_Actions to take_
A – In the BogoMIPS mailing-list thread, what turned out to be the cause of the problem?
B – Duplicate the BogoMIPS mailing-list thread from "Thanks all who" up to and including "to work properly.".
C – Go on with the BogoMIPS mailing-list thread, starting after its final line.

_Supplied text_
• • • •

I once used a printk in the keyboard irq handler to check a
nonstandard keyboard. You may put a printk() in the timer interrupt
handler.
That should show that the irq handler works. Of course you don't want
to
run such a log-filler for long... :-)

Maybe you can get the machine to boot by skipping the bogomips
calculation completely - by hardcoding the value your machine used to
come up with?
Not for production use - just to get a debugging kernel going.

Helge Hafting

2002-02-25 11:15:35

by Zwane Mwaikambo

[permalink] [raw]
Subject: Re: Dodgey Linus BogoMIPS code ;) (was Re: baffling linux bug)

On Mon, 25 Feb 2002, Helge Hafting wrote:

> Maybe you can get the machine to boot by skipping the bogomips
> calculation completely - by hardcoding the value your machine used to
> come up with?
> Not for production use - just to get a debugging kernel going.

One thing worth keeping in mind also is that Linux makes assumptions about
the i8254 timer interval, try booting verbose in FreeBSD and try and
see what you get.

Zwane


2002-02-25 12:34:10

by David Burrows

[permalink] [raw]
Subject: Re: Dodgey Linus BogoMIPS code ;) (solved!)

Thanks all who responded! It turned out I had a faulty power supply. It
was causing peculiar failures and then finally a total failure (black
screen). I have since changed to a new case and everything is fine.

The moral to the story is that computer hardware is not invulnerable. Try
not to point the finger too soon at software even if other software
"seems" to work properly.

Happy hacking, =)

David.

• • • •

Element region listings
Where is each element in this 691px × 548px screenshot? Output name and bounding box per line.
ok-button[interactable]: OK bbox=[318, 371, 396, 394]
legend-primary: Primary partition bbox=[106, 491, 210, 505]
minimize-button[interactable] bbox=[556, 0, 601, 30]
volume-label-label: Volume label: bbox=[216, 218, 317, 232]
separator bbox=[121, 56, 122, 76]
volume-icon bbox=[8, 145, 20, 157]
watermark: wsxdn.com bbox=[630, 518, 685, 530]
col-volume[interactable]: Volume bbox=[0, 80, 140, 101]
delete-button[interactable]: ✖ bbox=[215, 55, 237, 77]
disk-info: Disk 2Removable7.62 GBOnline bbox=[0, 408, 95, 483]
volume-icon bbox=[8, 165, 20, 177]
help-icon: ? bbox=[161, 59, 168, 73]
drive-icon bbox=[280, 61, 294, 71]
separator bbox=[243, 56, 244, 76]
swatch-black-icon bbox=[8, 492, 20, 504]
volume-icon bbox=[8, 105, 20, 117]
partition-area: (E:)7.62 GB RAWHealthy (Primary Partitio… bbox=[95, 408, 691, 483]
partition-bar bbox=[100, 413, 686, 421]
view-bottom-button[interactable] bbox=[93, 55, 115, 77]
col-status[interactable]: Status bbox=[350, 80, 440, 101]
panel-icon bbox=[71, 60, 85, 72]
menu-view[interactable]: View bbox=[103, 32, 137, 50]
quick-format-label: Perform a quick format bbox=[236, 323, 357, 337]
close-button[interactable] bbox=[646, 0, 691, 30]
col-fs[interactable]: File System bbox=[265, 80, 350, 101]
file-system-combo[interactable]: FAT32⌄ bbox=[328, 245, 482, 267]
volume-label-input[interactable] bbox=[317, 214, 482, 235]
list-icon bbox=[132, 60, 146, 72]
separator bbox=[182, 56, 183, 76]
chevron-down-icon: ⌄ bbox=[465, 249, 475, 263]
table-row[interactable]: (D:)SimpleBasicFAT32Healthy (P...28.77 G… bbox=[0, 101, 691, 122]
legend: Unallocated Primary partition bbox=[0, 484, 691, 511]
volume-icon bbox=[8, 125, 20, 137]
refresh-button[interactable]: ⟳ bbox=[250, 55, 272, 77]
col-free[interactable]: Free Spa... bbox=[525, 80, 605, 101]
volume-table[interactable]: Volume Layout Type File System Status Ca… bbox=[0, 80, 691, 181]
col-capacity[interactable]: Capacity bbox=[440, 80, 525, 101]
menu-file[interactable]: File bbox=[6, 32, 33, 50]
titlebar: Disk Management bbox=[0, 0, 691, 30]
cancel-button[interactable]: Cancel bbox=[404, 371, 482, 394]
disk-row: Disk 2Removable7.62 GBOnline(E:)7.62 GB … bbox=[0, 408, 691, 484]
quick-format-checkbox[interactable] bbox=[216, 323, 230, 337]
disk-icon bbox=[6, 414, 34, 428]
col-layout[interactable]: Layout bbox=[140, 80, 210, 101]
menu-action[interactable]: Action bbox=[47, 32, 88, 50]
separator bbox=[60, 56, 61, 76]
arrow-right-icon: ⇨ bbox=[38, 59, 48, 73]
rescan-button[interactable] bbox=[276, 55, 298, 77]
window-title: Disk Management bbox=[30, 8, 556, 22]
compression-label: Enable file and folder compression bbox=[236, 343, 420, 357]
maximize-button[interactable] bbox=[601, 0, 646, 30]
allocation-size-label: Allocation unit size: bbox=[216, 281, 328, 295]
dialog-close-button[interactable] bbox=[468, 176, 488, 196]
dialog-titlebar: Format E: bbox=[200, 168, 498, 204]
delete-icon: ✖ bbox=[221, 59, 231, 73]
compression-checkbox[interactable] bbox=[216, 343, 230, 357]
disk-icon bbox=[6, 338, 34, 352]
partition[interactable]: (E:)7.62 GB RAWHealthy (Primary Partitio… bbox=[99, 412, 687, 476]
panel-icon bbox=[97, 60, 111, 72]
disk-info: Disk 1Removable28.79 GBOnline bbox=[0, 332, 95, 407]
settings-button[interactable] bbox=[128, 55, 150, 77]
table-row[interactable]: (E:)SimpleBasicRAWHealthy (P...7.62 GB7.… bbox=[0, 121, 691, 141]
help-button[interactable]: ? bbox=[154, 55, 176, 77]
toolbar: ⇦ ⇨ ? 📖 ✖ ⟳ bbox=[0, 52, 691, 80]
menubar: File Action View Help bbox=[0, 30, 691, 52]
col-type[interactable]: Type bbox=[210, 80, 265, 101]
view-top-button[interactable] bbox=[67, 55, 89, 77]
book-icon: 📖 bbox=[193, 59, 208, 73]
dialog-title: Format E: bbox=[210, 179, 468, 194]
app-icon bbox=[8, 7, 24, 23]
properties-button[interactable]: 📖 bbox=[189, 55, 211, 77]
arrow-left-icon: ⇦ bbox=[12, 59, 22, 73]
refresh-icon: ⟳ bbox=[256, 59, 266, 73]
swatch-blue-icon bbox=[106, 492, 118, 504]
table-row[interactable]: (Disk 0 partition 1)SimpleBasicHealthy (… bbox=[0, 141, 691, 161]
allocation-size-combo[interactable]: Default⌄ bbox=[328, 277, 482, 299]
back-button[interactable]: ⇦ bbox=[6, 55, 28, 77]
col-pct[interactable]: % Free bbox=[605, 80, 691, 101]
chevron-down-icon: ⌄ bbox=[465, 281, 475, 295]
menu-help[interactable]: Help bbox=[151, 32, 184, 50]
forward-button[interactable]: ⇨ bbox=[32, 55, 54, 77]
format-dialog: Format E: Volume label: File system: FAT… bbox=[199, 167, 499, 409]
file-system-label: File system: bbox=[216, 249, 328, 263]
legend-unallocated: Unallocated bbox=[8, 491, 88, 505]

• • • •

_Results of the exercise_
A – A faulty power supply.

B –
Thanks all who responded! It turned out I had a faulty power supply. It
was causing peculiar failures and then finally a total failure (black
screen). I have since changed to a new case and everything is fine.

The moral to the story is that computer hardware is not invulnerable. Try
not to point the finger too soon at software even if other software
"seems" to work properly.

C –
On Mon, 25 Feb 2002, Helge Hafting wrote:
> David Burrows wrote:
> >
> > On Thu, 21 Feb 2002, Mike Fedyk wrote:
> > > I didn't see one thing mentioning Linus in there... ;) I could sue if you
> > > were selling something. ;)
> >
> > Kind of. Except Linus wrote the particular section of code in question.
> > =)
> >
> > > Anyway, jiffies are same as HZ and on i386 100 jiffies/sec, and one timer
> > > interrupt per jiffie.
> >
> > Or perhaps not in the case of my hardware functioning properly one day,
> > and never to boot linux (but fine with everything else) again..
> >
> > I need a sure fire way of testing whether the timer interrupt works,
>
> I once used a printk in the keyboard irq handler to check a
> nonstandard keyboard. You may put a printk() in the timer interrupt
> handler.
> That should show that the irq handler works. Of course you don't want
> to
> run such a log-filler for long... :-)
>
> Maybe you can get the machine to boot by skipping the bogomips
> calculation completely - by hardcoding the value your machine used to
> come up with?
> Not for production use - just to get a debugging kernel going.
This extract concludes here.